--- start Material provided ---

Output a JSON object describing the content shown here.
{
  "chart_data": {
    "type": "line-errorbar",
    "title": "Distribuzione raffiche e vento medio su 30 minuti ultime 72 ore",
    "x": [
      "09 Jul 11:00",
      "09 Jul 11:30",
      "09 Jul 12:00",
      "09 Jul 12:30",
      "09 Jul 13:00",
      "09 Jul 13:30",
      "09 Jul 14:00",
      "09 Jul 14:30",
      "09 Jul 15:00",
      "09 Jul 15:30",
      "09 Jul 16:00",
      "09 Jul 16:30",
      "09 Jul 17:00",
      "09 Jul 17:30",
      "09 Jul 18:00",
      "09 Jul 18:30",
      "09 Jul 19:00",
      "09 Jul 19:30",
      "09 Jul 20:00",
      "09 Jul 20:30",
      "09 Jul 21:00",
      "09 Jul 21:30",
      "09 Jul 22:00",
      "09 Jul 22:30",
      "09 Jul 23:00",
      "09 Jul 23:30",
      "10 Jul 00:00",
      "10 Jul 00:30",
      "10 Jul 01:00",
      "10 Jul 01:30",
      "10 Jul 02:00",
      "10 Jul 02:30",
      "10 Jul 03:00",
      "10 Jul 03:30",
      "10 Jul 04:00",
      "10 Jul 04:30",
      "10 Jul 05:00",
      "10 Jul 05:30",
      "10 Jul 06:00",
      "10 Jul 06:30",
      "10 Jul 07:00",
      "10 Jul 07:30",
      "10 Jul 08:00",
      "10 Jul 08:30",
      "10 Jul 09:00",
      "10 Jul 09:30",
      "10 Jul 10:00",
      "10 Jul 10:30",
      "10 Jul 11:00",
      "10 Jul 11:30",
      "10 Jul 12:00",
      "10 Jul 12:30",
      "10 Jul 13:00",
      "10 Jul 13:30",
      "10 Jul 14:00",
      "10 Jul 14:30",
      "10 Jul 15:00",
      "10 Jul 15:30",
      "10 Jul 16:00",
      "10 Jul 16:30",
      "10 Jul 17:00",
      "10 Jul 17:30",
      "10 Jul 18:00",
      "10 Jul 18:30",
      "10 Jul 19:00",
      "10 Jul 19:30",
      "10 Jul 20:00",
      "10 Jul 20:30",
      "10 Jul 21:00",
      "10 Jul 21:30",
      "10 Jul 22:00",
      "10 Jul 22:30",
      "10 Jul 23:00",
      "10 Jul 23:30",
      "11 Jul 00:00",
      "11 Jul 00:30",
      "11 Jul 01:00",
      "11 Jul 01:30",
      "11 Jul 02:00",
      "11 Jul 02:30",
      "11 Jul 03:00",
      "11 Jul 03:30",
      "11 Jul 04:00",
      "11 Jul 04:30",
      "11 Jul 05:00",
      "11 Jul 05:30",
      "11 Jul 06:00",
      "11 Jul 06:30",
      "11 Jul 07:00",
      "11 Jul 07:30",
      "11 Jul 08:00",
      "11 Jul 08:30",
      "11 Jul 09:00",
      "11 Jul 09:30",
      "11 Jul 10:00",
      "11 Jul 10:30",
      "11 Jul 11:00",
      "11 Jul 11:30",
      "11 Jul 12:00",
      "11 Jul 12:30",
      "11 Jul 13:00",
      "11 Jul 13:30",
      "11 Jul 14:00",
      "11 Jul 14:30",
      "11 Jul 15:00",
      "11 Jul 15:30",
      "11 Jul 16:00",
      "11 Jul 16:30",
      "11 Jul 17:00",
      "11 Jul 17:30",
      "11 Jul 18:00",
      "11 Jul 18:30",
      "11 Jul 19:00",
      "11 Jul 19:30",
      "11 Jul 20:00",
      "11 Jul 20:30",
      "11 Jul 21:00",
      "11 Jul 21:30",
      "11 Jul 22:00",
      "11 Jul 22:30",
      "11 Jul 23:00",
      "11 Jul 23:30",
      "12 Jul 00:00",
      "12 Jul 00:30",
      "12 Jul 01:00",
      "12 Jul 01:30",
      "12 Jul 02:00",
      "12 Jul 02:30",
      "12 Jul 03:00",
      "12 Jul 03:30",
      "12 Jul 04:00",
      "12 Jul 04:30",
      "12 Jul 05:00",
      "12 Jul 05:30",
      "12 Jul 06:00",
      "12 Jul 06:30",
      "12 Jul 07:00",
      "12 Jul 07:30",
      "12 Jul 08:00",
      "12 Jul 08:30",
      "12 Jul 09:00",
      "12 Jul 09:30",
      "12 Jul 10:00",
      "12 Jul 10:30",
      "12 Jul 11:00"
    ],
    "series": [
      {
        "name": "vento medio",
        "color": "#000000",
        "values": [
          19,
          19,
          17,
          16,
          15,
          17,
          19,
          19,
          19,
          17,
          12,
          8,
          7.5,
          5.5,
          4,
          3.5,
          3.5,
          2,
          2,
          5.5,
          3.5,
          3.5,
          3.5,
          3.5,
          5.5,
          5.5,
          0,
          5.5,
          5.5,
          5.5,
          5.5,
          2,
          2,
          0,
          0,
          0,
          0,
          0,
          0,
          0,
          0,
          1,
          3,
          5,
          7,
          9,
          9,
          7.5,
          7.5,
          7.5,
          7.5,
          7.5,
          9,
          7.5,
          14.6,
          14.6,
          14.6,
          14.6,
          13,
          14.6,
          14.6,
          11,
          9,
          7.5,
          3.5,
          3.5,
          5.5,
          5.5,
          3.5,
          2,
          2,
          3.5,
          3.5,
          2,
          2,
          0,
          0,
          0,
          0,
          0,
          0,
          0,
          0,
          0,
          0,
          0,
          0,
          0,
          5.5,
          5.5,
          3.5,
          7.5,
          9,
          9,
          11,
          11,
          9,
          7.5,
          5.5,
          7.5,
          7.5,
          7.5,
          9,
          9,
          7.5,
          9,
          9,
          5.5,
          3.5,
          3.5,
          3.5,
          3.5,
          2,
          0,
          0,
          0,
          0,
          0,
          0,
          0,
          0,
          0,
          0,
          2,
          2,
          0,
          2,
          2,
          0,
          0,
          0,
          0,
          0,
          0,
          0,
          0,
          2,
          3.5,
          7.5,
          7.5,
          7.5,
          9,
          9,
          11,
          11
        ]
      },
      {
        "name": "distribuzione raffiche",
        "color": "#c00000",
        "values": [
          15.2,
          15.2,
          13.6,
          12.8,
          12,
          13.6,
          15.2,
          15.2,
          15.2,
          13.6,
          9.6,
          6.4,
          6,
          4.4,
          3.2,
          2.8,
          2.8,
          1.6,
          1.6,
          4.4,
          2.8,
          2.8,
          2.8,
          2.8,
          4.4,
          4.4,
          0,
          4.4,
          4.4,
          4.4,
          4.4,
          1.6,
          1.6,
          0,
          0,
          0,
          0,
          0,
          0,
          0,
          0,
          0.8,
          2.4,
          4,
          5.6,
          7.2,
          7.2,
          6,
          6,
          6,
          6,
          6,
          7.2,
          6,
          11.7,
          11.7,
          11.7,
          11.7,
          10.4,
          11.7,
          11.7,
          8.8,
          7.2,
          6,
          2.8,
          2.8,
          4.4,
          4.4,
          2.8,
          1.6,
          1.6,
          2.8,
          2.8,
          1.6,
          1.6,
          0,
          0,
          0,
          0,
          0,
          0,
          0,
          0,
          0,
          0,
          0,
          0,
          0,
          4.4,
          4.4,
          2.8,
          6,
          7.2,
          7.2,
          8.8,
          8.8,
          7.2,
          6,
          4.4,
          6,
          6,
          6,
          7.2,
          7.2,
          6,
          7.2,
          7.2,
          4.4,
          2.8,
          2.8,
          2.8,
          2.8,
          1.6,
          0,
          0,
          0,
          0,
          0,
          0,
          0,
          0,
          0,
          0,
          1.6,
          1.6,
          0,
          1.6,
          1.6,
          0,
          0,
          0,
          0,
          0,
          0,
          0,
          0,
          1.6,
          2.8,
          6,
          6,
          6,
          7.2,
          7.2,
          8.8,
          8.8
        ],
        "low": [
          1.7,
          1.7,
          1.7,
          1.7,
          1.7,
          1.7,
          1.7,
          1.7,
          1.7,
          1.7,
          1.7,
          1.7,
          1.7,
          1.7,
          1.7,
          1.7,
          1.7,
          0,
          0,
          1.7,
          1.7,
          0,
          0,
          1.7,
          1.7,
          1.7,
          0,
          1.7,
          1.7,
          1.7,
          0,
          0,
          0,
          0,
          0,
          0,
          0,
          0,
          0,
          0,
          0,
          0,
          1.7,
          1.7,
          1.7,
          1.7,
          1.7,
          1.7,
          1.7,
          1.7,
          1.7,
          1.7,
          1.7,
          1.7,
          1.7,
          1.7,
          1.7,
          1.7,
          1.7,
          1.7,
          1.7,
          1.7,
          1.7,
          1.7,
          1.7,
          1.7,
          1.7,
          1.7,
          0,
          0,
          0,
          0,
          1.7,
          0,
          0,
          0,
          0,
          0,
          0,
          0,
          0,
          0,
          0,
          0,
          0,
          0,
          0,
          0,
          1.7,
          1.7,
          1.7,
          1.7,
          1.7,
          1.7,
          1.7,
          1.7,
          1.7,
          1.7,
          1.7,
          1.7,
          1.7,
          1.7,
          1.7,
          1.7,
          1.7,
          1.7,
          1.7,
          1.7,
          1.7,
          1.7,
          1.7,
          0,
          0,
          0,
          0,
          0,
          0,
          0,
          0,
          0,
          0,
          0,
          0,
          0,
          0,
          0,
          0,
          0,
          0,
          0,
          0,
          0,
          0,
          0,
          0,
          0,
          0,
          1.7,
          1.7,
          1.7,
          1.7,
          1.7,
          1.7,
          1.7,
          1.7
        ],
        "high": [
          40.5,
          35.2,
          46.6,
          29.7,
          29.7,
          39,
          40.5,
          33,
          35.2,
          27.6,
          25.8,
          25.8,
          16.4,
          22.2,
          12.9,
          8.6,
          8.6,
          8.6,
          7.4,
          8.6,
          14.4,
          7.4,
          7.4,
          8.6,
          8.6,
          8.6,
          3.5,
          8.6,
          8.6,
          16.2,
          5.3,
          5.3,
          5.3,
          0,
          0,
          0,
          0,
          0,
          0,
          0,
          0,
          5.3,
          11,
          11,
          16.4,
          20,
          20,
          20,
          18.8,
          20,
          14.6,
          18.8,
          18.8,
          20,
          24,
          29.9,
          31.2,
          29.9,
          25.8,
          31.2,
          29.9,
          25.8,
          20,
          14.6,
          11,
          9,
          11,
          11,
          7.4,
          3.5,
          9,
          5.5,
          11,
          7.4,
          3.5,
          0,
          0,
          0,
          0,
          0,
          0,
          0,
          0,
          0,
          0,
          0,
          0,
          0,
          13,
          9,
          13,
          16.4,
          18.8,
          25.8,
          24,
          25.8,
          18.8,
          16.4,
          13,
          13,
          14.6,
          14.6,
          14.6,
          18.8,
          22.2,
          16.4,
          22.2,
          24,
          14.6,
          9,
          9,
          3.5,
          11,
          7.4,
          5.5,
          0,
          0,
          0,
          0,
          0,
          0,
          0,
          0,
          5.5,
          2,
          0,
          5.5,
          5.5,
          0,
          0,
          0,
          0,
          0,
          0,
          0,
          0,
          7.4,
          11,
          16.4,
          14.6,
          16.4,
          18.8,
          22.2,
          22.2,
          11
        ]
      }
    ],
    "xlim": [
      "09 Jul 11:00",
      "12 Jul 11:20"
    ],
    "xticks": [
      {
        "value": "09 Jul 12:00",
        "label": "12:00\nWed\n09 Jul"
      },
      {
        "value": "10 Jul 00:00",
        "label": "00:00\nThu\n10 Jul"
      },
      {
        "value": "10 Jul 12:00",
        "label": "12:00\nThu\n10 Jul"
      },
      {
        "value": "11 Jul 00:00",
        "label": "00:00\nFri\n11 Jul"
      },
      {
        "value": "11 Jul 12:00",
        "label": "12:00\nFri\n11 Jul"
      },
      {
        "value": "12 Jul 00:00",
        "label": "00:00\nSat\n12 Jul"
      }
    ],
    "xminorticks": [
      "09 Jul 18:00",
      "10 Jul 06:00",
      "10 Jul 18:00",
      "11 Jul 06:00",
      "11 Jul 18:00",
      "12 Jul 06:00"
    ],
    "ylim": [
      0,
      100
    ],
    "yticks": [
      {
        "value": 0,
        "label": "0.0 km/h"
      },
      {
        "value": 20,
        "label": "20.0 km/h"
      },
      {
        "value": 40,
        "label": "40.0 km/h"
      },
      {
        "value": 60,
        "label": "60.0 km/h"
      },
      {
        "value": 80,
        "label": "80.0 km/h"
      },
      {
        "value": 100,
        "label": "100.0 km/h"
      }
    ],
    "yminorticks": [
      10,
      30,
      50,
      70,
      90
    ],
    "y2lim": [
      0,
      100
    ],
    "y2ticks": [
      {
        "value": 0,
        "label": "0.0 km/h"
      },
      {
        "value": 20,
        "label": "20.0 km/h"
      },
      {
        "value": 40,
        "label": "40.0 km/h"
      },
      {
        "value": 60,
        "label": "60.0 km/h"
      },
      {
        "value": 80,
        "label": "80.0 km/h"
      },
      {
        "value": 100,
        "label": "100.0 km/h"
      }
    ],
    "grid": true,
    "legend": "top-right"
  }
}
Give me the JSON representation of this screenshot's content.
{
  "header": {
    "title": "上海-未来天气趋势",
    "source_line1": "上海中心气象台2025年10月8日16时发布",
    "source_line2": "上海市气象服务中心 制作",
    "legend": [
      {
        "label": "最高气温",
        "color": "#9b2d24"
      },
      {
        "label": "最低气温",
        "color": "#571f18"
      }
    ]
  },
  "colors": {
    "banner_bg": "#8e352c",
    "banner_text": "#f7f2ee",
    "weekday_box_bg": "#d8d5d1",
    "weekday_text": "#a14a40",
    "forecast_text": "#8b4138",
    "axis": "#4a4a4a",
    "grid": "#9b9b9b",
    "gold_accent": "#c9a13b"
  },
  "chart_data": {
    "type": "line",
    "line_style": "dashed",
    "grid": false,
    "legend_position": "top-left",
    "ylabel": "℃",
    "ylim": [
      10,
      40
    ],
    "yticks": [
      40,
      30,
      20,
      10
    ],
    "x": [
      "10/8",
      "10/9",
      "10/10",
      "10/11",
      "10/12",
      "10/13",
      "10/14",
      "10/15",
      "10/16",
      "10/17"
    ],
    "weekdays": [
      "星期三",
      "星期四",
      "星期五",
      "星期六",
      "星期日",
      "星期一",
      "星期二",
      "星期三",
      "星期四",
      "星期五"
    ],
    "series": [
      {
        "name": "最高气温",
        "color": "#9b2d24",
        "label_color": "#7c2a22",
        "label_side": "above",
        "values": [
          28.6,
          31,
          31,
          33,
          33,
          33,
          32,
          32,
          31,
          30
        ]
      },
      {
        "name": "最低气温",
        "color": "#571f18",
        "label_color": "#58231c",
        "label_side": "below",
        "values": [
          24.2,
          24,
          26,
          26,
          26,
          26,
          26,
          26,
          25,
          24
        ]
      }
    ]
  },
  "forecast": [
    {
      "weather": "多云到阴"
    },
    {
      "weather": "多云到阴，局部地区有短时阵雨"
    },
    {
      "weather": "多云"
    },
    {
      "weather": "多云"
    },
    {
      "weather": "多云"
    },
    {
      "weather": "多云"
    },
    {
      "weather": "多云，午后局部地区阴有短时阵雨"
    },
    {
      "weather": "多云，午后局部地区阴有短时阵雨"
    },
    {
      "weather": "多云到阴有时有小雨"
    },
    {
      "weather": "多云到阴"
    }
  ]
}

--- end Material provided ---

**Task brief:**
Report how many lines in the records hold the word "medio", giving the number and nothing else.

**Output:**
2